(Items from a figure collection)
################
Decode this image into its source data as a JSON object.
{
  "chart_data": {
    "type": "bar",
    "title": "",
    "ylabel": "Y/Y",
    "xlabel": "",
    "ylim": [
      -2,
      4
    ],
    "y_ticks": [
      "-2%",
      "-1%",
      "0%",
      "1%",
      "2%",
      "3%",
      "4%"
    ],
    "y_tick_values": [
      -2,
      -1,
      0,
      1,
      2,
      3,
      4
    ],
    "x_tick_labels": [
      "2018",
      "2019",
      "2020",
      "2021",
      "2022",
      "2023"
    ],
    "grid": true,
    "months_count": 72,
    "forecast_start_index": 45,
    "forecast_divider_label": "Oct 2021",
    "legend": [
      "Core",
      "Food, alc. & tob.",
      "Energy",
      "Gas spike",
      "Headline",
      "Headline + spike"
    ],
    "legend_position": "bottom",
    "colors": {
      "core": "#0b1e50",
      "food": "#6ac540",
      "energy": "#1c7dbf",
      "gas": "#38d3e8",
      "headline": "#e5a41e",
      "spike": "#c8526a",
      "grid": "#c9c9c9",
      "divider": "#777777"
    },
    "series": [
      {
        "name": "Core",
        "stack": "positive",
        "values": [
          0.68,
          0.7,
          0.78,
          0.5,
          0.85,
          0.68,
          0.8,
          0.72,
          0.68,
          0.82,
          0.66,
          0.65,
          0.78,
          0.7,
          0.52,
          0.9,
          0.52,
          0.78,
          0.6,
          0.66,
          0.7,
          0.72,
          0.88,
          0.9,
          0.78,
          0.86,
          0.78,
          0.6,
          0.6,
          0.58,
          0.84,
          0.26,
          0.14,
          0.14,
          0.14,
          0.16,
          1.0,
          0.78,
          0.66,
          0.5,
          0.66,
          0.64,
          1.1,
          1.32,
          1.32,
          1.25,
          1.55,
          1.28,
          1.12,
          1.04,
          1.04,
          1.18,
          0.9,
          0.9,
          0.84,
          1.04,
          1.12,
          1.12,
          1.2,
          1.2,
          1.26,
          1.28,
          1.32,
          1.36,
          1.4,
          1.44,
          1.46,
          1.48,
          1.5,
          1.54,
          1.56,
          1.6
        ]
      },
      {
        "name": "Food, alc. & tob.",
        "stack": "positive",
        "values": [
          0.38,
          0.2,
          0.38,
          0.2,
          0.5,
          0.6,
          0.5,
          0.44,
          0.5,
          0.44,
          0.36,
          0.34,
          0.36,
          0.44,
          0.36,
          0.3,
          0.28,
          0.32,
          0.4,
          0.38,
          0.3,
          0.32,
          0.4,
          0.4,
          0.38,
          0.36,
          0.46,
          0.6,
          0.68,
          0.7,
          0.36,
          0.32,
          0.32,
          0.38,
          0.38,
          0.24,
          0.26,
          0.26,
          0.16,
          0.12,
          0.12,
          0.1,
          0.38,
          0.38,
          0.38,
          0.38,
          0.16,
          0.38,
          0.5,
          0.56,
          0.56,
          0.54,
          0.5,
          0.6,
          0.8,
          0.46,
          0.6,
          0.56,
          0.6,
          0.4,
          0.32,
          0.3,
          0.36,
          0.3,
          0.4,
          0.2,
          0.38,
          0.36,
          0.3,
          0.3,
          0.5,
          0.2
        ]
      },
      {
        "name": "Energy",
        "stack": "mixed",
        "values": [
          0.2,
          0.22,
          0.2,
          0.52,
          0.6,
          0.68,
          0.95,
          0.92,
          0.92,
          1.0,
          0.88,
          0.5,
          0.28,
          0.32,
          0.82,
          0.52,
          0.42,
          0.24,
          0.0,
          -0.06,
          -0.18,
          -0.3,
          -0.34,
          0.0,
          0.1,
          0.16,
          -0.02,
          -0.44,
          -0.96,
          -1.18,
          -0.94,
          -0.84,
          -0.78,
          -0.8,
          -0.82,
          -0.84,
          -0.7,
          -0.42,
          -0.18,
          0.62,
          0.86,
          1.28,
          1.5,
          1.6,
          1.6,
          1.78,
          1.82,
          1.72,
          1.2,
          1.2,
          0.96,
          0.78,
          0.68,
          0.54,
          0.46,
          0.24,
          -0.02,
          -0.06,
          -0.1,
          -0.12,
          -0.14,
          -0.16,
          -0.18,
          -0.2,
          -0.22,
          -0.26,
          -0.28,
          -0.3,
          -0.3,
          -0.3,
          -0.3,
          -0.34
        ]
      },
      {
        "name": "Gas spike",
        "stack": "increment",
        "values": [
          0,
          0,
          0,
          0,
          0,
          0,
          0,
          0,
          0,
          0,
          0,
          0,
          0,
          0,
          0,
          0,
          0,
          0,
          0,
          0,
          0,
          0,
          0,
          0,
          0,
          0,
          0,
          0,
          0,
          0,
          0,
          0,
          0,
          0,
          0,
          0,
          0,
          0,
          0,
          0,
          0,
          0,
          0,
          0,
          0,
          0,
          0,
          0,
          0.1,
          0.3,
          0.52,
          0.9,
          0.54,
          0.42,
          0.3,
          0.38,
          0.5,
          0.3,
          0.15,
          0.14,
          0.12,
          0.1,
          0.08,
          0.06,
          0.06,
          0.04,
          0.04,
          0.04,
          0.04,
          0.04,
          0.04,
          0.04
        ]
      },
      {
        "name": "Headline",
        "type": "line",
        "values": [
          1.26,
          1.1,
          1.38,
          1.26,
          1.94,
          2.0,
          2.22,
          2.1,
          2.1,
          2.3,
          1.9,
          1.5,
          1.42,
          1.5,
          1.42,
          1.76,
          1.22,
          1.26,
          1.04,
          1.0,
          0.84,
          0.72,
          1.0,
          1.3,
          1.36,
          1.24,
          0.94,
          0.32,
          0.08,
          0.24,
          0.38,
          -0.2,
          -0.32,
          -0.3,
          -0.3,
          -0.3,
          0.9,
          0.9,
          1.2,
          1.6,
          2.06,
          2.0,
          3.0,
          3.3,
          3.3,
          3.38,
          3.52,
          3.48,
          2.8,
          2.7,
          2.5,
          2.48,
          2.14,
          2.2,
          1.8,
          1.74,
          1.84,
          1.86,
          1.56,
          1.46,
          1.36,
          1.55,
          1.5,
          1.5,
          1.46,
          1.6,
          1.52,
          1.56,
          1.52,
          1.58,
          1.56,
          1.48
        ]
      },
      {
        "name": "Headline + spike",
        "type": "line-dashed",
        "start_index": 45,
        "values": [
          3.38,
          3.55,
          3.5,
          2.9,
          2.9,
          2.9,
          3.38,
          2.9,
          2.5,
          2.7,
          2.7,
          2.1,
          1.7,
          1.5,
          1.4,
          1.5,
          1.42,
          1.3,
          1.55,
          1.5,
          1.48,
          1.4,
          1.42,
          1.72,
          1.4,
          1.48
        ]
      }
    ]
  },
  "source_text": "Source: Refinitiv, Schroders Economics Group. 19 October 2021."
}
################
Your task: Exactly reproduce all of the entries.

Result for this task:
Decode this image into its source data as a JSON object.
{
  "chart_data": {
    "type": "bar",
    "title": "",
    "ylabel": "Y/Y",
    "xlabel": "",
    "ylim": [
      -2,
      4
    ],
    "y_ticks": [
      "-2%",
      "-1%",
      "0%",
      "1%",
      "2%",
      "3%",
      "4%"
    ],
    "y_tick_values": [
      -2,
      -1,
      0,
      1,
      2,
      3,
      4
    ],
    "x_tick_labels": [
      "2018",
      "2019",
      "2020",
      "2021",
      "2022",
      "2023"
    ],
    "grid": true,
    "months_count": 72,
    "forecast_start_index": 45,
    "forecast_divider_label": "Oct 2021",
    "legend": [
      "Core",
      "Food, alc. & tob.",
      "Energy",
      "Gas spike",
      "Headline",
      "Headline + spike"
    ],
    "legend_position": "bottom",
    "colors": {
      "core": "#0b1e50",
      "food": "#6ac540",
      "energy": "#1c7dbf",
      "gas": "#38d3e8",
      "headline": "#e5a41e",
      "spike": "#c8526a",
      "grid": "#c9c9c9",
      "divider": "#777777"
    },
    "series": [
      {
        "name": "Core",
        "stack": "positive",
        "values": [
          0.68,
          0.7,
          0.78,
          0.5,
          0.85,
          0.68,
          0.8,
          0.72,
          0.68,
          0.82,
          0.66,
          0.65,
          0.78,
          0.7,
          0.52,
          0.9,
          0.52,
          0.78,
          0.6,
          0.66,
          0.7,
          0.72,
          0.88,
          0.9,
          0.78,
          0.86,
          0.78,
          0.6,
          0.6,
          0.58,
          0.84,
          0.26,
          0.14,
          0.14,
          0.14,
          0.16,
          1.0,
          0.78,
          0.66,
          0.5,
          0.66,
          0.64,
          1.1,
          1.32,
          1.32,
          1.25,
          1.55,
          1.28,
          1.12,
          1.04,
          1.04,
          1.18,
          0.9,
          0.9,
          0.84,
          1.04,
          1.12,
          1.12,
          1.2,
          1.2,
          1.26,
          1.28,
          1.32,
          1.36,
          1.4,
          1.44,
          1.46,
          1.48,
          1.5,
          1.54,
          1.56,
          1.6
        ]
      },
      {
        "name": "Food, alc. & tob.",
        "stack": "positive",
        "values": [
          0.38,
          0.2,
          0.38,
          0.2,
          0.5,
          0.6,
          0.5,
          0.44,
          0.5,
          0.44,
          0.36,
          0.34,
          0.36,
          0.44,
          0.36,
          0.3,
          0.28,
          0.32,
          0.4,
          0.38,
          0.3,
          0.32,
          0.4,
          0.4,
          0.38,
          0.36,
          0.46,
          0.6,
          0.68,
          0.7,
          0.36,
          0.32,
          0.32,
          0.38,
          0.38,
          0.24,
          0.26,
          0.26,
          0.16,
          0.12,
          0.12,
          0.1,
          0.38,
          0.38,
          0.38,
          0.38,
          0.16,
          0.38,
          0.5,
          0.56,
          0.56,
          0.54,
          0.5,
          0.6,
          0.8,
          0.46,
          0.6,
          0.56,
          0.6,
          0.4,
          0.32,
          0.3,
          0.36,
          0.3,
          0.4,
          0.2,
          0.38,
          0.36,
          0.3,
          0.3,
          0.5,
          0.2
        ]
      },
      {
        "name": "Energy",
        "stack": "mixed",
        "values": [
          0.2,
          0.22,
          0.2,
          0.52,
          0.6,
          0.68,
          0.95,
          0.92,
          0.92,
          1.0,
          0.88,
          0.5,
          0.28,
          0.32,
          0.82,
          0.52,
          0.42,
          0.24,
          0.0,
          -0.06,
          -0.18,
          -0.3,
          -0.34,
          0.0,
          0.1,
          0.16,
          -0.02,
          -0.44,
          -0.96,
          -1.18,
          -0.94,
          -0.84,
          -0.78,
          -0.8,
          -0.82,
          -0.84,
          -0.7,
          -0.42,
          -0.18,
          0.62,
          0.86,
          1.28,
          1.5,
          1.6,
          1.6,
          1.78,
          1.82,
          1.72,
          1.2,
          1.2,
          0.96,
          0.78,
          0.68,
          0.54,
          0.46,
          0.24,
          -0.02,
          -0.06,
          -0.1,
          -0.12,
          -0.14,
          -0.16,
          -0.18,
          -0.2,
          -0.22,
          -0.26,
          -0.28,
          -0.3,
          -0.3,
          -0.3,
          -0.3,
          -0.34
        ]
      },
      {
        "name": "Gas spike",
        "stack": "increment",
        "values": [
          0,
          0,
          0,
          0,
          0,
          0,
          0,
          0,
          0,
          0,
          0,
          0,
          0,
          0,
          0,
          0,
          0,
          0,
          0,
          0,
          0,
          0,
          0,
          0,
          0,
          0,
          0,
          0,
          0,
          0,
          0,
          0,
          0,
          0,
          0,
          0,
          0,
          0,
          0,
          0,
          0,
          0,
          0,
          0,
          0,
          0,
          0,
          0,
          0.1,
          0.3,
          0.52,
          0.9,
          0.54,
          0.42,
          0.3,
          0.38,
          0.5,
          0.3,
          0.15,
          0.14,
          0.12,
          0.1,
          0.08,
          0.06,
          0.06,
          0.04,
          0.04,
          0.04,
          0.04,
          0.04,
          0.04,
          0.04
        ]
      },
      {
        "name": "Headline",
        "type": "line",
        "values": [
          1.26,
          1.1,
          1.38,
          1.26,
          1.94,
          2.0,
          2.22,
          2.1,
          2.1,
          2.3,
          1.9,
          1.5,
          1.42,
          1.5,
          1.42,
          1.76,
          1.22,
          1.26,
          1.04,
          1.0,
          0.84,
          0.72,
          1.0,
          1.3,
          1.36,
          1.24,
          0.94,
          0.32,
          0.08,
          0.24,
          0.38,
          -0.2,
          -0.32,
          -0.3,
          -0.3,
          -0.3,
          0.9,
          0.9,
          1.2,
          1.6,
          2.06,
          2.0,
          3.0,
          3.3,
          3.3,
          3.38,
          3.52,
          3.48,
          2.8,
          2.7,
          2.5,
          2.48,
          2.14,
          2.2,
          1.8,
          1.74,
          1.84,
          1.86,
          1.56,
          1.46,
          1.36,
          1.55,
          1.5,
          1.5,
          1.46,
          1.6,
          1.52,
          1.56,
          1.52,
          1.58,
          1.56,
          1.48
        ]
      },
      {
        "name": "Headline + spike",
        "type": "line-dashed",
        "start_index": 45,
        "values": [
          3.38,
          3.55,
          3.5,
          2.9,
          2.9,
          2.9,
          3.38,
          2.9,
          2.5,
          2.7,
          2.7,
          2.1,
          1.7,
          1.5,
          1.4,
          1.5,
          1.42,
          1.3,
          1.55,
          1.5,
          1.48,
          1.4,
          1.42,
          1.72,
          1.4,
          1.48
        ]
      }
    ]
  },
  "source_text": "Source: Refinitiv, Schroders Economics Group. 19 October 2021."
}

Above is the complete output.